**Directions**
Copy out the lines word for word, starting with the line that contains "Where are 55" and ending with the line that contains "legend-label: CT3 — [826, 218, 869, 234]", both included. Leave the pictures out of your answer.

**Task data**

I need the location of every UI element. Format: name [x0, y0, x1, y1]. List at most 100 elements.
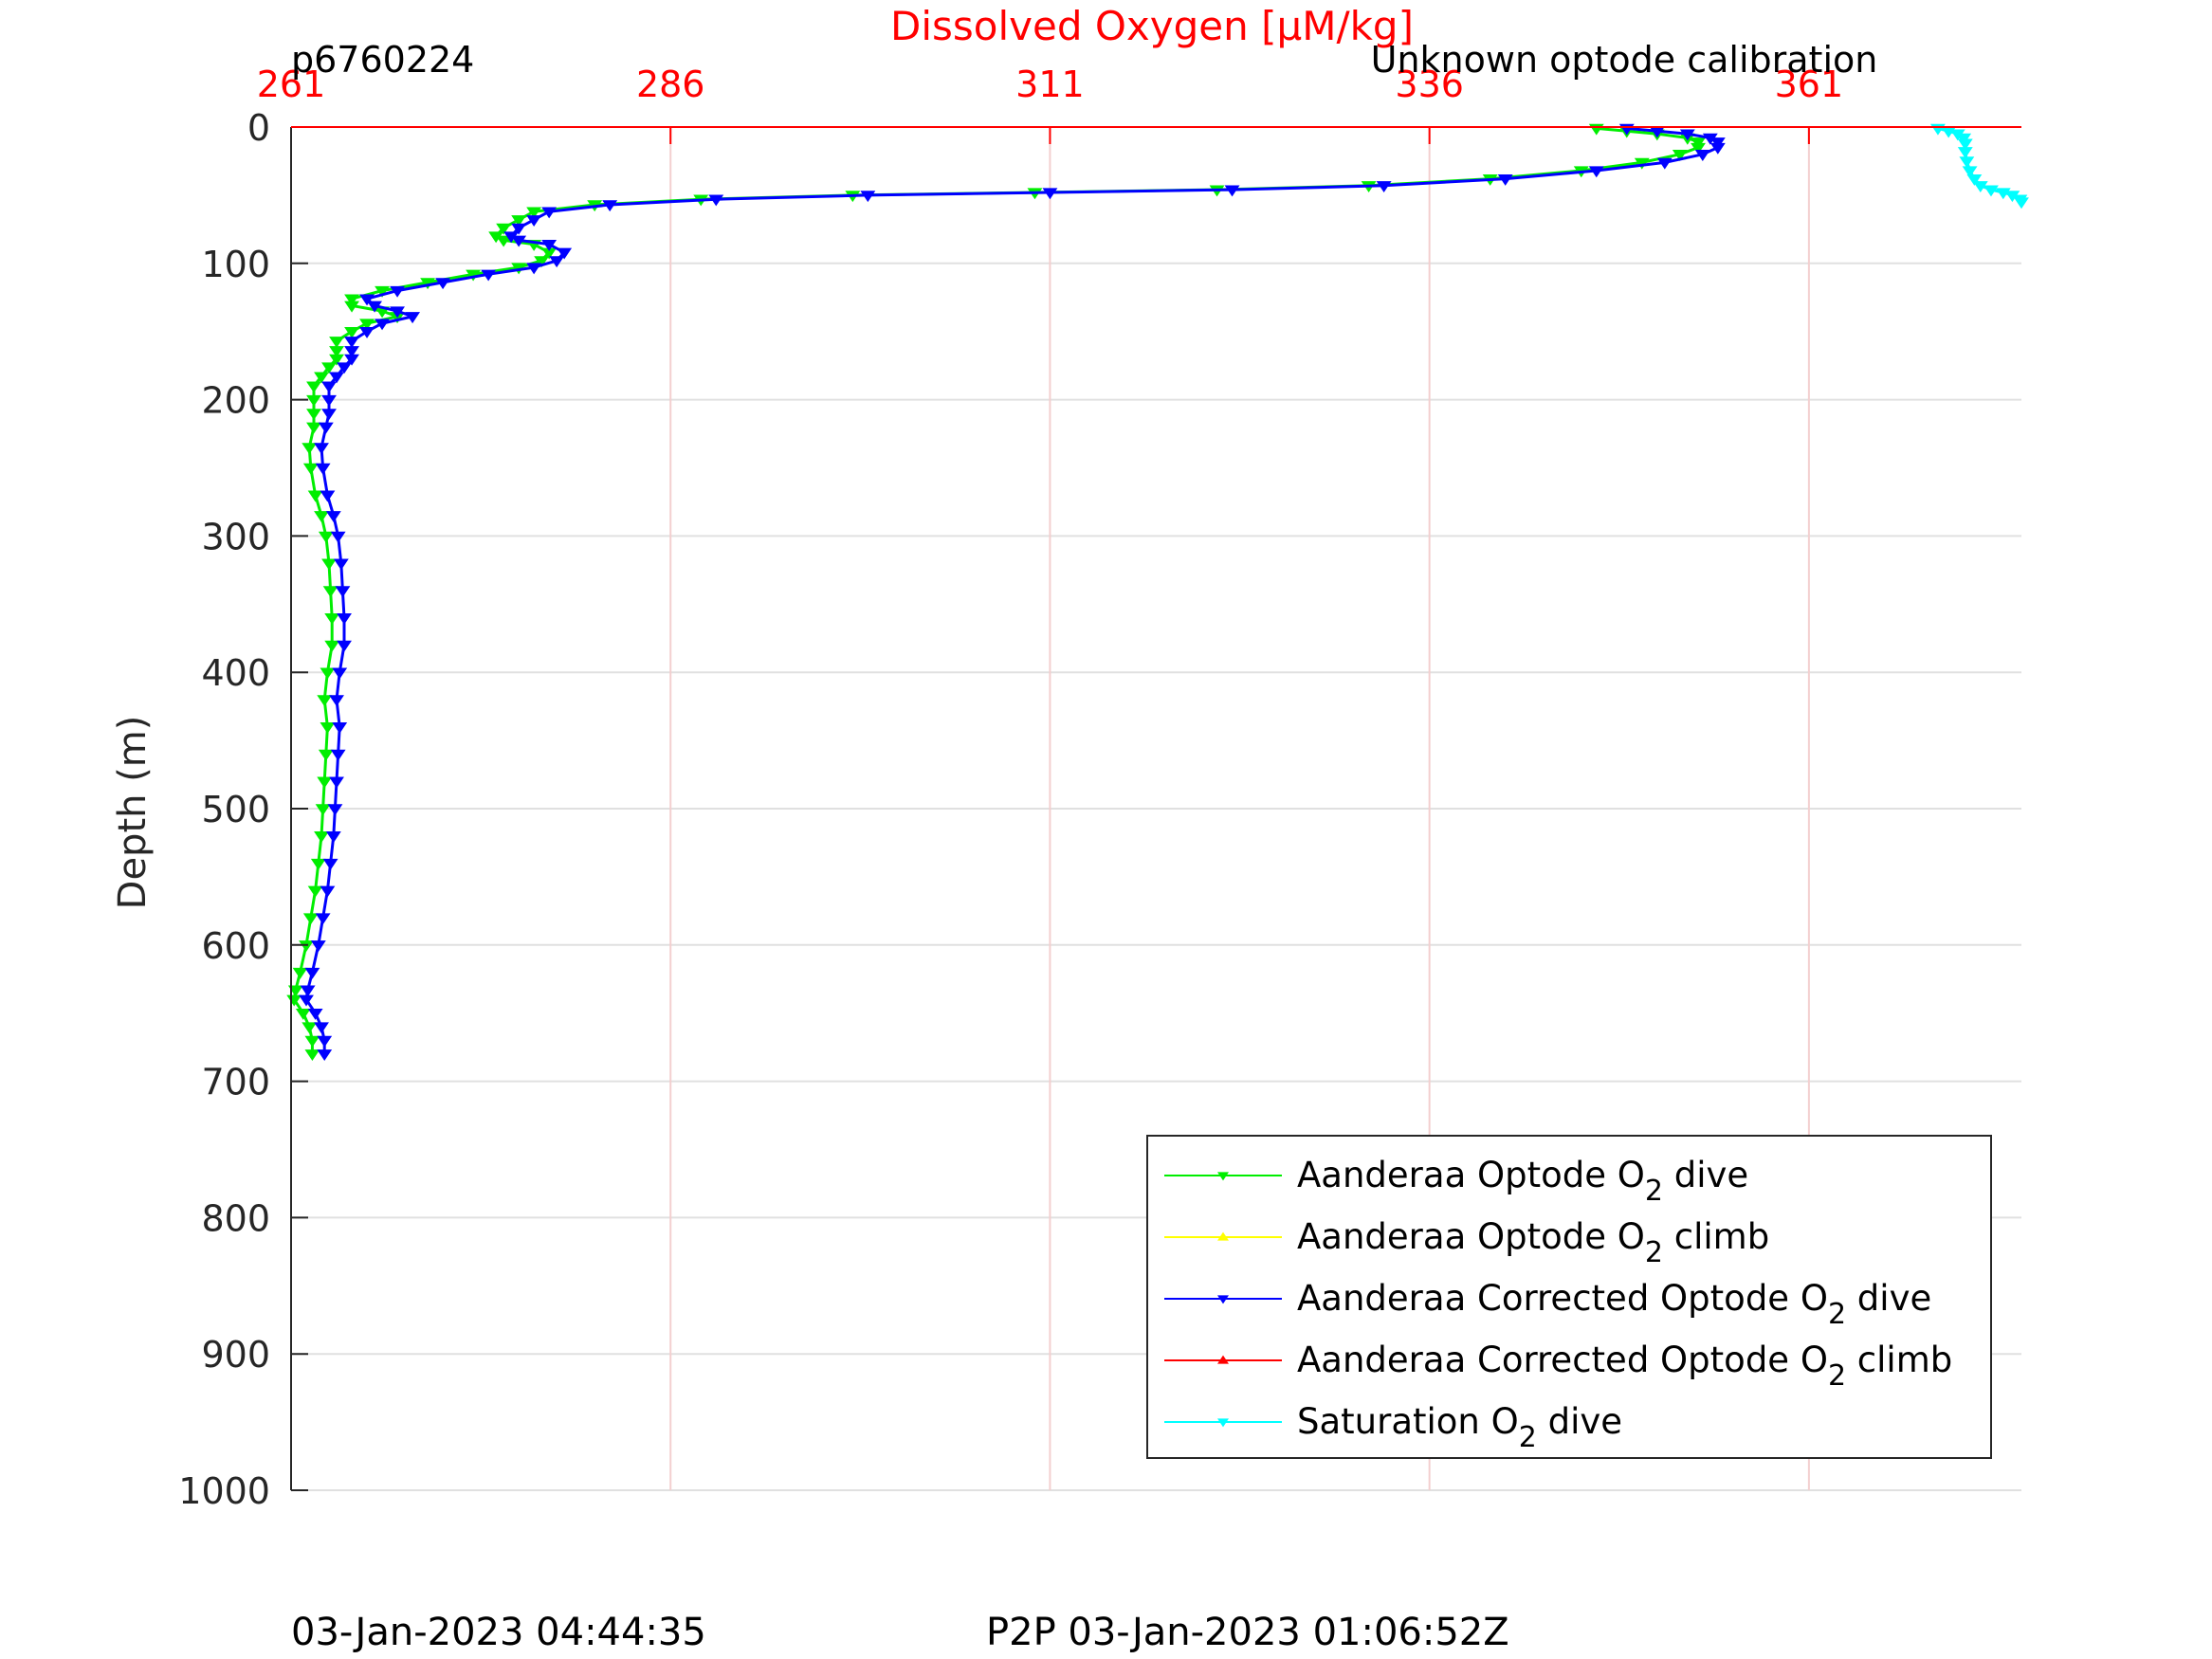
--
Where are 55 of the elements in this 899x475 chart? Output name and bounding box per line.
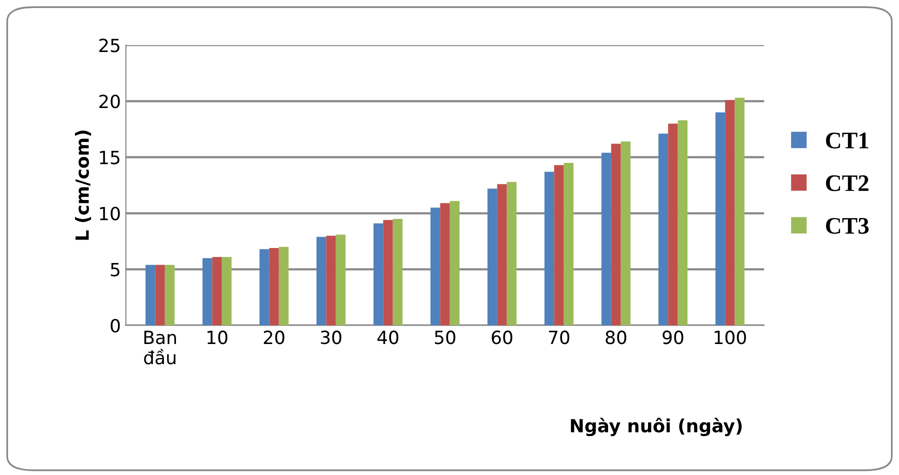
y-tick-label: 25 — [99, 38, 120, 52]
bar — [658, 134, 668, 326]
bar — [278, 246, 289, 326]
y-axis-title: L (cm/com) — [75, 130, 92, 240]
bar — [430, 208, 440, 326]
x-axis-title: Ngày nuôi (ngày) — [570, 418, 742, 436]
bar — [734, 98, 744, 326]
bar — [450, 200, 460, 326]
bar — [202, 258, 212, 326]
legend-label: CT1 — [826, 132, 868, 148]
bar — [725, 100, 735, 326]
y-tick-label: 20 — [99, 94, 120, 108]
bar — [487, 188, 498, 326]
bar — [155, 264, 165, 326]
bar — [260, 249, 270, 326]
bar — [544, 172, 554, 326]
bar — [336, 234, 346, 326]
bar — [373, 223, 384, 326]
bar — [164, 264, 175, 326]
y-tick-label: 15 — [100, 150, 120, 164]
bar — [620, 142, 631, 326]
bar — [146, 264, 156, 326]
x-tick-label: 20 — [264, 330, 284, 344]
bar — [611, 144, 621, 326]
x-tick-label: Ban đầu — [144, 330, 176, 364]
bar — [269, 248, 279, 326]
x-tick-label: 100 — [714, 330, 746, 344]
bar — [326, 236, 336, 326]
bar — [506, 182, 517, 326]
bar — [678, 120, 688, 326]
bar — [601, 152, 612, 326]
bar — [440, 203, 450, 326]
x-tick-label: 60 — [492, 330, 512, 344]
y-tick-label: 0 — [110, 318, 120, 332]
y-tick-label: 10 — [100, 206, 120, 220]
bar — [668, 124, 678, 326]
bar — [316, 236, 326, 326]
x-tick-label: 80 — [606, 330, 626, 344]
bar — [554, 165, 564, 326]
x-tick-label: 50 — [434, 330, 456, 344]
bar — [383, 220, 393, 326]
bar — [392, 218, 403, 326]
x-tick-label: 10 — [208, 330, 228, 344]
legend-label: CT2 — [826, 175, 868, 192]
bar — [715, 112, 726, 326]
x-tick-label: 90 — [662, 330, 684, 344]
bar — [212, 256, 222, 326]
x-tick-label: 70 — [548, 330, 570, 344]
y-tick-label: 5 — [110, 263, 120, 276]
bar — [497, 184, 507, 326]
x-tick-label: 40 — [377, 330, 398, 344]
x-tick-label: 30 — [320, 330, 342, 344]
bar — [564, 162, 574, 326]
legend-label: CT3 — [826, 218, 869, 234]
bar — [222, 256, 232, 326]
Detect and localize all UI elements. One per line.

**Result of this exercise**
Where are 55 of the elements in this 899x475 chart? Output name and bounding box per line.
y-tick-label: 25 — [99, 38, 120, 52]
bar — [658, 134, 668, 326]
bar — [278, 246, 289, 326]
y-axis-title: L (cm/com) — [75, 130, 92, 240]
bar — [430, 208, 440, 326]
x-axis-title: Ngày nuôi (ngày) — [570, 418, 742, 436]
bar — [734, 98, 744, 326]
bar — [450, 200, 460, 326]
bar — [202, 258, 212, 326]
legend-label: CT1 — [826, 132, 868, 148]
bar — [725, 100, 735, 326]
y-tick-label: 20 — [99, 94, 120, 108]
bar — [487, 188, 498, 326]
bar — [155, 264, 165, 326]
bar — [260, 249, 270, 326]
bar — [544, 172, 554, 326]
bar — [336, 234, 346, 326]
bar — [373, 223, 384, 326]
bar — [164, 264, 175, 326]
y-tick-label: 15 — [100, 150, 120, 164]
bar — [620, 142, 631, 326]
bar — [146, 264, 156, 326]
x-tick-label: 20 — [264, 330, 284, 344]
bar — [611, 144, 621, 326]
x-tick-label: Ban đầu — [144, 330, 176, 364]
bar — [269, 248, 279, 326]
x-tick-label: 100 — [714, 330, 746, 344]
bar — [326, 236, 336, 326]
bar — [506, 182, 517, 326]
bar — [678, 120, 688, 326]
bar — [601, 152, 612, 326]
bar — [440, 203, 450, 326]
x-tick-label: 60 — [492, 330, 512, 344]
y-tick-label: 0 — [110, 318, 120, 332]
y-tick-label: 10 — [100, 206, 120, 220]
bar — [668, 124, 678, 326]
bar — [316, 236, 326, 326]
x-tick-label: 80 — [606, 330, 626, 344]
bar — [554, 165, 564, 326]
x-tick-label: 50 — [434, 330, 456, 344]
bar — [383, 220, 393, 326]
bar — [392, 218, 403, 326]
x-tick-label: 10 — [208, 330, 228, 344]
legend-label: CT2 — [826, 175, 868, 192]
bar — [715, 112, 726, 326]
x-tick-label: 90 — [662, 330, 684, 344]
bar — [212, 256, 222, 326]
x-tick-label: 70 — [548, 330, 570, 344]
y-tick-label: 5 — [110, 263, 120, 276]
bar — [497, 184, 507, 326]
x-tick-label: 40 — [377, 330, 398, 344]
x-tick-label: 30 — [320, 330, 342, 344]
bar — [564, 162, 574, 326]
legend-label: CT3 — [826, 218, 869, 234]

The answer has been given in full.